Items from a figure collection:
***

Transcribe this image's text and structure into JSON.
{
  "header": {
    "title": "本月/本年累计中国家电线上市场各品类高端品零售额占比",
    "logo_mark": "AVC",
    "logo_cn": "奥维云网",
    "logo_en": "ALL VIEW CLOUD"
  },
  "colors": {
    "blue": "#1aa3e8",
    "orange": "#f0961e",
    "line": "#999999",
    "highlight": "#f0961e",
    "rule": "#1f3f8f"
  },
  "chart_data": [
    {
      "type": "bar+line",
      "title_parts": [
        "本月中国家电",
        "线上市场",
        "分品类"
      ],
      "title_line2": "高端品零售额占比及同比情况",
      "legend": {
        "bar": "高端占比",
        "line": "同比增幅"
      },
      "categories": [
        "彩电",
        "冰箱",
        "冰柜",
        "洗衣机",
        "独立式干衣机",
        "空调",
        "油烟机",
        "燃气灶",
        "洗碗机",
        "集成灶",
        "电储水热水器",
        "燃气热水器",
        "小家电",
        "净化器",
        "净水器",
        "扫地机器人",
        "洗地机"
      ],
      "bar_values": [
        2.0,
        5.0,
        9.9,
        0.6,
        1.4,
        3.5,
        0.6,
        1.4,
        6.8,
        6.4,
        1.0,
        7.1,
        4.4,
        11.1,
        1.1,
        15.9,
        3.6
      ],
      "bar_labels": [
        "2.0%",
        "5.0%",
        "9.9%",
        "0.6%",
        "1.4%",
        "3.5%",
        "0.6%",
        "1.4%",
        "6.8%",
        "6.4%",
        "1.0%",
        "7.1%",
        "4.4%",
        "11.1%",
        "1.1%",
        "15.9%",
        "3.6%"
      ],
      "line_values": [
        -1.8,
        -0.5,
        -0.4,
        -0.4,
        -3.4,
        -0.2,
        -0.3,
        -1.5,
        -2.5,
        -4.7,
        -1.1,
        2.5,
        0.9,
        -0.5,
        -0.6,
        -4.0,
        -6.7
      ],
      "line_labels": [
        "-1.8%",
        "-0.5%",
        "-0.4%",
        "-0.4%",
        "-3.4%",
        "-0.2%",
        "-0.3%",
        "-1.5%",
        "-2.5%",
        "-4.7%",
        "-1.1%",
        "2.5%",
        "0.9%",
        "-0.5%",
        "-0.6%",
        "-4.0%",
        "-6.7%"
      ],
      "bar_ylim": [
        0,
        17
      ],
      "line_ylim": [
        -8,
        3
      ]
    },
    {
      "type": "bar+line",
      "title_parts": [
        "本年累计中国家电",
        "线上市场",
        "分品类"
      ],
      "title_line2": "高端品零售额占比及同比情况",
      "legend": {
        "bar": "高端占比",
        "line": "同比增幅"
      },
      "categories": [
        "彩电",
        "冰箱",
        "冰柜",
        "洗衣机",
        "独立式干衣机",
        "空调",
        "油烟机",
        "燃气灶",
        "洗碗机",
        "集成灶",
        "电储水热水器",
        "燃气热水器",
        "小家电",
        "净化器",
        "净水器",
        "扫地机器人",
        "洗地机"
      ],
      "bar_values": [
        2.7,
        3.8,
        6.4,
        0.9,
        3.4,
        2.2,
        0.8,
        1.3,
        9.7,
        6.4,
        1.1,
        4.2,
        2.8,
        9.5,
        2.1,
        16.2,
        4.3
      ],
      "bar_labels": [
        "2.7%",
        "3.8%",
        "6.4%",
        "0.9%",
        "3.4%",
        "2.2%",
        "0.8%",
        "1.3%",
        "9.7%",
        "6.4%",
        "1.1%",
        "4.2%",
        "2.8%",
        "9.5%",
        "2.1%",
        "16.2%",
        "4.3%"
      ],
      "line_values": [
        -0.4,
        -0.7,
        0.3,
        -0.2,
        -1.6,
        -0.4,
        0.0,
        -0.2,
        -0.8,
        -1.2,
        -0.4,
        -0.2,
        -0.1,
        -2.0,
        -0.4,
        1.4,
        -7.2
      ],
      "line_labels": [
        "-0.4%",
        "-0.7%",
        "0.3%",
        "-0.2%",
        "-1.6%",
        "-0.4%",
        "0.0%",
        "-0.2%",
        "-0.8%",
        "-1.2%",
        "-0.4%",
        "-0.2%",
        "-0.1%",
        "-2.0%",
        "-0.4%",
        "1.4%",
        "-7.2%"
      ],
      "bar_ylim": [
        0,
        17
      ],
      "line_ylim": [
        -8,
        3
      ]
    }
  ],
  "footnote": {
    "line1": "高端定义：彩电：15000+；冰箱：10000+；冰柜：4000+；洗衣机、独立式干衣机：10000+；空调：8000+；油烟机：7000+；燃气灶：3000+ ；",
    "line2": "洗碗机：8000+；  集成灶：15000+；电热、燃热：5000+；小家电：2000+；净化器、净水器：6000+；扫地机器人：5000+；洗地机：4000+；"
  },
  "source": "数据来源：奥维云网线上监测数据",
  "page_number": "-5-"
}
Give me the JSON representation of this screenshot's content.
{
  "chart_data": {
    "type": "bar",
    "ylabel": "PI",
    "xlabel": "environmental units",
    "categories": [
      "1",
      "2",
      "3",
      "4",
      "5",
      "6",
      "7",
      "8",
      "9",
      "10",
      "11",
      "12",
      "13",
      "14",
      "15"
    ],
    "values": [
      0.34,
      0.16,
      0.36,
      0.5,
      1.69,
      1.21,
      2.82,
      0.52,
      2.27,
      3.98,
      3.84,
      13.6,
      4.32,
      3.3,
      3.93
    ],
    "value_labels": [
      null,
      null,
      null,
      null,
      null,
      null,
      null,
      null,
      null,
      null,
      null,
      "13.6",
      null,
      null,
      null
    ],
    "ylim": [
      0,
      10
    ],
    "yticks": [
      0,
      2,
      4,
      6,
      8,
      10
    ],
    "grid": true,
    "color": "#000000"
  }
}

***

→ What needs to be done: Return each entry from the material above exactly as it appears.

→ Written response:
Transcribe this image's text and structure into JSON.
{
  "header": {
    "title": "本月/本年累计中国家电线上市场各品类高端品零售额占比",
    "logo_mark": "AVC",
    "logo_cn": "奥维云网",
    "logo_en": "ALL VIEW CLOUD"
  },
  "colors": {
    "blue": "#1aa3e8",
    "orange": "#f0961e",
    "line": "#999999",
    "highlight": "#f0961e",
    "rule": "#1f3f8f"
  },
  "chart_data": [
    {
      "type": "bar+line",
      "title_parts": [
        "本月中国家电",
        "线上市场",
        "分品类"
      ],
      "title_line2": "高端品零售额占比及同比情况",
      "legend": {
        "bar": "高端占比",
        "line": "同比增幅"
      },
      "categories": [
        "彩电",
        "冰箱",
        "冰柜",
        "洗衣机",
        "独立式干衣机",
        "空调",
        "油烟机",
        "燃气灶",
        "洗碗机",
        "集成灶",
        "电储水热水器",
        "燃气热水器",
        "小家电",
        "净化器",
        "净水器",
        "扫地机器人",
        "洗地机"
      ],
      "bar_values": [
        2.0,
        5.0,
        9.9,
        0.6,
        1.4,
        3.5,
        0.6,
        1.4,
        6.8,
        6.4,
        1.0,
        7.1,
        4.4,
        11.1,
        1.1,
        15.9,
        3.6
      ],
      "bar_labels": [
        "2.0%",
        "5.0%",
        "9.9%",
        "0.6%",
        "1.4%",
        "3.5%",
        "0.6%",
        "1.4%",
        "6.8%",
        "6.4%",
        "1.0%",
        "7.1%",
        "4.4%",
        "11.1%",
        "1.1%",
        "15.9%",
        "3.6%"
      ],
      "line_values": [
        -1.8,
        -0.5,
        -0.4,
        -0.4,
        -3.4,
        -0.2,
        -0.3,
        -1.5,
        -2.5,
        -4.7,
        -1.1,
        2.5,
        0.9,
        -0.5,
        -0.6,
        -4.0,
        -6.7
      ],
      "line_labels": [
        "-1.8%",
        "-0.5%",
        "-0.4%",
        "-0.4%",
        "-3.4%",
        "-0.2%",
        "-0.3%",
        "-1.5%",
        "-2.5%",
        "-4.7%",
        "-1.1%",
        "2.5%",
        "0.9%",
        "-0.5%",
        "-0.6%",
        "-4.0%",
        "-6.7%"
      ],
      "bar_ylim": [
        0,
        17
      ],
      "line_ylim": [
        -8,
        3
      ]
    },
    {
      "type": "bar+line",
      "title_parts": [
        "本年累计中国家电",
        "线上市场",
        "分品类"
      ],
      "title_line2": "高端品零售额占比及同比情况",
      "legend": {
        "bar": "高端占比",
        "line": "同比增幅"
      },
      "categories": [
        "彩电",
        "冰箱",
        "冰柜",
        "洗衣机",
        "独立式干衣机",
        "空调",
        "油烟机",
        "燃气灶",
        "洗碗机",
        "集成灶",
        "电储水热水器",
        "燃气热水器",
        "小家电",
        "净化器",
        "净水器",
        "扫地机器人",
        "洗地机"
      ],
      "bar_values": [
        2.7,
        3.8,
        6.4,
        0.9,
        3.4,
        2.2,
        0.8,
        1.3,
        9.7,
        6.4,
        1.1,
        4.2,
        2.8,
        9.5,
        2.1,
        16.2,
        4.3
      ],
      "bar_labels": [
        "2.7%",
        "3.8%",
        "6.4%",
        "0.9%",
        "3.4%",
        "2.2%",
        "0.8%",
        "1.3%",
        "9.7%",
        "6.4%",
        "1.1%",
        "4.2%",
        "2.8%",
        "9.5%",
        "2.1%",
        "16.2%",
        "4.3%"
      ],
      "line_values": [
        -0.4,
        -0.7,
        0.3,
        -0.2,
        -1.6,
        -0.4,
        0.0,
        -0.2,
        -0.8,
        -1.2,
        -0.4,
        -0.2,
        -0.1,
        -2.0,
        -0.4,
        1.4,
        -7.2
      ],
      "line_labels": [
        "-0.4%",
        "-0.7%",
        "0.3%",
        "-0.2%",
        "-1.6%",
        "-0.4%",
        "0.0%",
        "-0.2%",
        "-0.8%",
        "-1.2%",
        "-0.4%",
        "-0.2%",
        "-0.1%",
        "-2.0%",
        "-0.4%",
        "1.4%",
        "-7.2%"
      ],
      "bar_ylim": [
        0,
        17
      ],
      "line_ylim": [
        -8,
        3
      ]
    }
  ],
  "footnote": {
    "line1": "高端定义：彩电：15000+；冰箱：10000+；冰柜：4000+；洗衣机、独立式干衣机：10000+；空调：8000+；油烟机：7000+；燃气灶：3000+ ；",
    "line2": "洗碗机：8000+；  集成灶：15000+；电热、燃热：5000+；小家电：2000+；净化器、净水器：6000+；扫地机器人：5000+；洗地机：4000+；"
  },
  "source": "数据来源：奥维云网线上监测数据",
  "page_number": "-5-"
}
Give me the JSON representation of this screenshot's content.
{
  "chart_data": {
    "type": "bar",
    "ylabel": "PI",
    "xlabel": "environmental units",
    "categories": [
      "1",
      "2",
      "3",
      "4",
      "5",
      "6",
      "7",
      "8",
      "9",
      "10",
      "11",
      "12",
      "13",
      "14",
      "15"
    ],
    "values": [
      0.34,
      0.16,
      0.36,
      0.5,
      1.69,
      1.21,
      2.82,
      0.52,
      2.27,
      3.98,
      3.84,
      13.6,
      4.32,
      3.3,
      3.93
    ],
    "value_labels": [
      null,
      null,
      null,
      null,
      null,
      null,
      null,
      null,
      null,
      null,
      null,
      "13.6",
      null,
      null,
      null
    ],
    "ylim": [
      0,
      10
    ],
    "yticks": [
      0,
      2,
      4,
      6,
      8,
      10
    ],
    "grid": true,
    "color": "#000000"
  }
}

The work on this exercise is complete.